* _What to work on_
Assemble all lines in which the string "dilakukan" appears.

Data records

● ● ● ●

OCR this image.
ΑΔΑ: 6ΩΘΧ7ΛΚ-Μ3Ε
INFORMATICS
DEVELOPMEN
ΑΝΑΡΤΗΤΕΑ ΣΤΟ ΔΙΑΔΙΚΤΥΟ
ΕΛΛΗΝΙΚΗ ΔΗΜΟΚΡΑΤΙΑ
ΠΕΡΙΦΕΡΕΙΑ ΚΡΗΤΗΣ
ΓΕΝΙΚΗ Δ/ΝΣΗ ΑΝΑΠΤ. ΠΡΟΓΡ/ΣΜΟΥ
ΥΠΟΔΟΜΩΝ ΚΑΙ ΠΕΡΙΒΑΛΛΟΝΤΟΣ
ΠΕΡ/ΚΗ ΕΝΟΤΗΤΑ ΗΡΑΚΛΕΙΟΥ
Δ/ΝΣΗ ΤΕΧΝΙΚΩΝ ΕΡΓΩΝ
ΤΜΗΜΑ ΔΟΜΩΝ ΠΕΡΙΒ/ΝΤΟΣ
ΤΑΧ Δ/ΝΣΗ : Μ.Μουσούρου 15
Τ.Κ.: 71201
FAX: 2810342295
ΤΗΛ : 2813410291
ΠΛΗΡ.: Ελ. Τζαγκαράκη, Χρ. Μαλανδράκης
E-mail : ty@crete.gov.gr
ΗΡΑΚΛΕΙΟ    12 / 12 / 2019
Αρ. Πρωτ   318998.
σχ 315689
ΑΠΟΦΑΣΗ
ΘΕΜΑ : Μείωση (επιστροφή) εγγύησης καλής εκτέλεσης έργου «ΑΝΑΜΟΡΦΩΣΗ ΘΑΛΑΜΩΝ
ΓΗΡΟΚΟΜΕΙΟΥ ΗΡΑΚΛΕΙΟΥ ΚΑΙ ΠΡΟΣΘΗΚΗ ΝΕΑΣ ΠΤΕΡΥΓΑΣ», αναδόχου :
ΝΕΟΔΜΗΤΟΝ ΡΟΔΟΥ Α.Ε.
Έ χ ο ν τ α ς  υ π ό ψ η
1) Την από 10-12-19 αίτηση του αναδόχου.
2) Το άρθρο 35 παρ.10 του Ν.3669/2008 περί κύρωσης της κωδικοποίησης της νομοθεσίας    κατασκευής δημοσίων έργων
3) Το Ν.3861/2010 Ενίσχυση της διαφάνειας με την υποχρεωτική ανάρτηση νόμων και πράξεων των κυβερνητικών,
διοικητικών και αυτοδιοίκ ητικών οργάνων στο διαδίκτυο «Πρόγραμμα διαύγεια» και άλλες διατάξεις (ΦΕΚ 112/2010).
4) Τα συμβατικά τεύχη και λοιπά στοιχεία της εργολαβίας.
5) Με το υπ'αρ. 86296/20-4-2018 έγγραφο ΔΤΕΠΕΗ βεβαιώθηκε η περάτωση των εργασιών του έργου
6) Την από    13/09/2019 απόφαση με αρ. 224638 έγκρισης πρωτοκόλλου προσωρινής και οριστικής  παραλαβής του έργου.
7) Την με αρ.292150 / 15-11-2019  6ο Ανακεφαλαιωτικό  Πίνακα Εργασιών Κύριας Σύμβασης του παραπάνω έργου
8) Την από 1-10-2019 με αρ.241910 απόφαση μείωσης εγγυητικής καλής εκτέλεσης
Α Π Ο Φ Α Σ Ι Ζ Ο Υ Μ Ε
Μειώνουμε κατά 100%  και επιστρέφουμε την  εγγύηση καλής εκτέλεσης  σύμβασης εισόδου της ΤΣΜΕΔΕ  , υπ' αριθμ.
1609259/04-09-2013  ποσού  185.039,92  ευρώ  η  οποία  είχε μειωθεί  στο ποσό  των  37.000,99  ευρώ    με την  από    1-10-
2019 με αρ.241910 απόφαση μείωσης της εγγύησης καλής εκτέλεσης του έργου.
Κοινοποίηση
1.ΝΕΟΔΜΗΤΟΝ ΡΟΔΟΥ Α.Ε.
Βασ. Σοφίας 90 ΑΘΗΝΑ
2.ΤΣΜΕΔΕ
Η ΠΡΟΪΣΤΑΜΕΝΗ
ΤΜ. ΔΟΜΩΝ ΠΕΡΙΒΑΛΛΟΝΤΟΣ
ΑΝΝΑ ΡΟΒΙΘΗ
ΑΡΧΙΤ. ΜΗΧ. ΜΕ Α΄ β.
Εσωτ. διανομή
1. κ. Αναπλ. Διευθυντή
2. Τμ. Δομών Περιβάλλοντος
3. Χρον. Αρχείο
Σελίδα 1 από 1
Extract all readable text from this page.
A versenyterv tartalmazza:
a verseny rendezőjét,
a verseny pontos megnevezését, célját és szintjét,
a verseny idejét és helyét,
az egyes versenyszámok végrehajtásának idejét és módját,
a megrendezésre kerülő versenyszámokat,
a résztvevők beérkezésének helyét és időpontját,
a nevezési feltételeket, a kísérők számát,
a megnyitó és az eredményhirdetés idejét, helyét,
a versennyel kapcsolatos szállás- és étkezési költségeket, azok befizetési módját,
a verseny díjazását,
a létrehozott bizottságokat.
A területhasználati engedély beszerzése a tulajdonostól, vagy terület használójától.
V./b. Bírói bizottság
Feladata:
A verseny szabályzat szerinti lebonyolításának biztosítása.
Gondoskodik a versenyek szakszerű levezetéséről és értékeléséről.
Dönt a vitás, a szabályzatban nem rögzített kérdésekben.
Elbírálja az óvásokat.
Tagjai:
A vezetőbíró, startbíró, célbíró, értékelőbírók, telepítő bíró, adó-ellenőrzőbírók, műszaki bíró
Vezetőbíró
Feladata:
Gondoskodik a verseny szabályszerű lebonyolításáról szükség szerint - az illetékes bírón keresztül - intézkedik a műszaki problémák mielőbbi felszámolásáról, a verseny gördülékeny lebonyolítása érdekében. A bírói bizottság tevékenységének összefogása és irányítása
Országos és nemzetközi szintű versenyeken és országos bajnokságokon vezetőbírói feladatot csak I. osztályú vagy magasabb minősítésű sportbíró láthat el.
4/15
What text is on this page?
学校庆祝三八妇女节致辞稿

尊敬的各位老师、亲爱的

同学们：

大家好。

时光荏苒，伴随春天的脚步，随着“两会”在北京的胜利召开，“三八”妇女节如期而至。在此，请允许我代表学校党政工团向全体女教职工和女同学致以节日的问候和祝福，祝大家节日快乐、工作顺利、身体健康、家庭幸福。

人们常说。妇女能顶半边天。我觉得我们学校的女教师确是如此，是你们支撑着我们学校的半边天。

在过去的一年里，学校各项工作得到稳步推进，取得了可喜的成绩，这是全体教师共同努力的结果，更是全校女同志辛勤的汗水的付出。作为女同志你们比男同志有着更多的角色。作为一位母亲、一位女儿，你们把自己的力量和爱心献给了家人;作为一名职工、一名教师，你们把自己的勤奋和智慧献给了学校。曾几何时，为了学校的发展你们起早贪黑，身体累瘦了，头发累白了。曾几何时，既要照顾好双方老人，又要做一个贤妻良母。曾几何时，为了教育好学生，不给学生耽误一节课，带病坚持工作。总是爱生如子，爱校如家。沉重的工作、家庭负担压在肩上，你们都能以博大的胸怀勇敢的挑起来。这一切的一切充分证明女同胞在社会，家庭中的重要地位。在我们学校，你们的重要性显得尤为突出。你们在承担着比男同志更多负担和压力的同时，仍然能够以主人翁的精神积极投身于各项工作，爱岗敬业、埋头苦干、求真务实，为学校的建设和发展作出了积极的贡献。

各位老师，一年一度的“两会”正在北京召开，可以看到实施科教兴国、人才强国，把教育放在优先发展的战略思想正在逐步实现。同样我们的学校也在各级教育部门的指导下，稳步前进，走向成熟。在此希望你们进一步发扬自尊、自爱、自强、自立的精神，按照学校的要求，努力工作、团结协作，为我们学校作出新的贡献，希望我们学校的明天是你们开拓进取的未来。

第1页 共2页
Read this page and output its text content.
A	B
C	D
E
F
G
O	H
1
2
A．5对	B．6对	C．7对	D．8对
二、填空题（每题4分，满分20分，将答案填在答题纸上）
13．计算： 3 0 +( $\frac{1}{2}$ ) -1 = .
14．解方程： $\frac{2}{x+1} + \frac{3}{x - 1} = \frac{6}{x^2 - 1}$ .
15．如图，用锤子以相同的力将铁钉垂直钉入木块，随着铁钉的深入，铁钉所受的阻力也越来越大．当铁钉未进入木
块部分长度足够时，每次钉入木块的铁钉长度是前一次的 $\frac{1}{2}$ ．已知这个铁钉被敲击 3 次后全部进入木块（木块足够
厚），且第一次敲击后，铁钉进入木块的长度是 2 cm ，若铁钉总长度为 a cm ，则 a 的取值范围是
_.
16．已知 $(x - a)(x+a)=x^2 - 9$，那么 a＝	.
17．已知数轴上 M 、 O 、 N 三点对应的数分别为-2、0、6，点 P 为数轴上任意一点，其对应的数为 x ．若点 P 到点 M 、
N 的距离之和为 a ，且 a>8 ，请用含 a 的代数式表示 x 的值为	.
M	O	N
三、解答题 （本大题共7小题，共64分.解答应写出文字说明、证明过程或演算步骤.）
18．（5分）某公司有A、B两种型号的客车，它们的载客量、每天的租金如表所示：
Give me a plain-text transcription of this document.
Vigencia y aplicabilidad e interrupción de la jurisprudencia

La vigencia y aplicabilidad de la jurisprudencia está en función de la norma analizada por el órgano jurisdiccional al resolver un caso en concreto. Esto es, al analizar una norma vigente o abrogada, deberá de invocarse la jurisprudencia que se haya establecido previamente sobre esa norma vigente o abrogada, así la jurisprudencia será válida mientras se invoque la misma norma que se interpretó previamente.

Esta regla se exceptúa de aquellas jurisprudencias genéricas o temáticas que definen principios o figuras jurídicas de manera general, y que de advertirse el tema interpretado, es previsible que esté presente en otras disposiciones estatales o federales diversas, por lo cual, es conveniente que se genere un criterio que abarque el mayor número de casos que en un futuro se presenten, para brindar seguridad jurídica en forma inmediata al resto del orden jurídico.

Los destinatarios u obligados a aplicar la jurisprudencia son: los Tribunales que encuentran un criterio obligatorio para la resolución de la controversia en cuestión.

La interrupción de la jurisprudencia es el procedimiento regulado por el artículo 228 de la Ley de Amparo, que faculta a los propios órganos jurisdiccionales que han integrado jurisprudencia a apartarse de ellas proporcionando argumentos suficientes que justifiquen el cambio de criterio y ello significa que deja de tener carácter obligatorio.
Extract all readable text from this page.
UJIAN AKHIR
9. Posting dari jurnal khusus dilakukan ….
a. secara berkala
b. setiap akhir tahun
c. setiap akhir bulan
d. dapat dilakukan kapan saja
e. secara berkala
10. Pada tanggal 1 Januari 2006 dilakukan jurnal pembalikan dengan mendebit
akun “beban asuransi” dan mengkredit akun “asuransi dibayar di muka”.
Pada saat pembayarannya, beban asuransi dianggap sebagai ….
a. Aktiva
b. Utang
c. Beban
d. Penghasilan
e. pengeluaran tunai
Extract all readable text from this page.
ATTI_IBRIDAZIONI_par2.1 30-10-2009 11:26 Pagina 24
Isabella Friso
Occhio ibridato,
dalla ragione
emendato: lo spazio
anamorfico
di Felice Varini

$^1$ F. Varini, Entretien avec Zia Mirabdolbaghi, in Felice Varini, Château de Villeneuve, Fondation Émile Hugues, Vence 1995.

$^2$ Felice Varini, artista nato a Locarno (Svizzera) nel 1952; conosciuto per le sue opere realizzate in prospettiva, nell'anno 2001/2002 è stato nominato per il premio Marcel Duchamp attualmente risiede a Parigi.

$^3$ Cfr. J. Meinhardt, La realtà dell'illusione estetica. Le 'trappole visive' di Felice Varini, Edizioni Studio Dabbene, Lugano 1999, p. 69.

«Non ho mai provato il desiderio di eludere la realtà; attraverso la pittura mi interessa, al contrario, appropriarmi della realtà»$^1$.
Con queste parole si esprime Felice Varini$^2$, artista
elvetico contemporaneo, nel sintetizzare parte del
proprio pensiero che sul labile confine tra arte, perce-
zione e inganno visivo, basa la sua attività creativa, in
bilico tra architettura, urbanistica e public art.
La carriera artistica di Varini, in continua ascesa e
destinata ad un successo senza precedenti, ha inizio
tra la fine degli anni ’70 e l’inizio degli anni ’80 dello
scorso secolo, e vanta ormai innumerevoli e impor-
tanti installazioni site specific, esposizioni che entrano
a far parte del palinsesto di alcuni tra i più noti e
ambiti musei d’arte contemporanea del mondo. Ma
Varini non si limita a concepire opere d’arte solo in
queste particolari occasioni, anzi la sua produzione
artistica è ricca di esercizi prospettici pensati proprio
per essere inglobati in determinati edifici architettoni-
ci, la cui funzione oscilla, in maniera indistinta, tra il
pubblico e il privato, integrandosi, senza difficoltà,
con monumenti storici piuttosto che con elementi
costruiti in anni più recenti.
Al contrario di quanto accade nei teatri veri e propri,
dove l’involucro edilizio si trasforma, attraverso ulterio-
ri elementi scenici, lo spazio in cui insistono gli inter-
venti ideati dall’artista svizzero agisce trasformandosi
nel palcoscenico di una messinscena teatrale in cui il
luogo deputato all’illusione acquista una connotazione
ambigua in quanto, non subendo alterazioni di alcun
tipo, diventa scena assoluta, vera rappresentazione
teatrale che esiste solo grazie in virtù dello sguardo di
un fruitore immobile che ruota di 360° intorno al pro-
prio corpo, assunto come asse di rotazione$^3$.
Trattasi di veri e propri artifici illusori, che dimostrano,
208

● ● ● ●

* _Solution for this exercise_
9. Posting dari jurnal khusus dilakukan ….
d. dapat dilakukan kapan saja
10. Pada tanggal 1 Januari 2006 dilakukan jurnal pembalikan dengan mendebit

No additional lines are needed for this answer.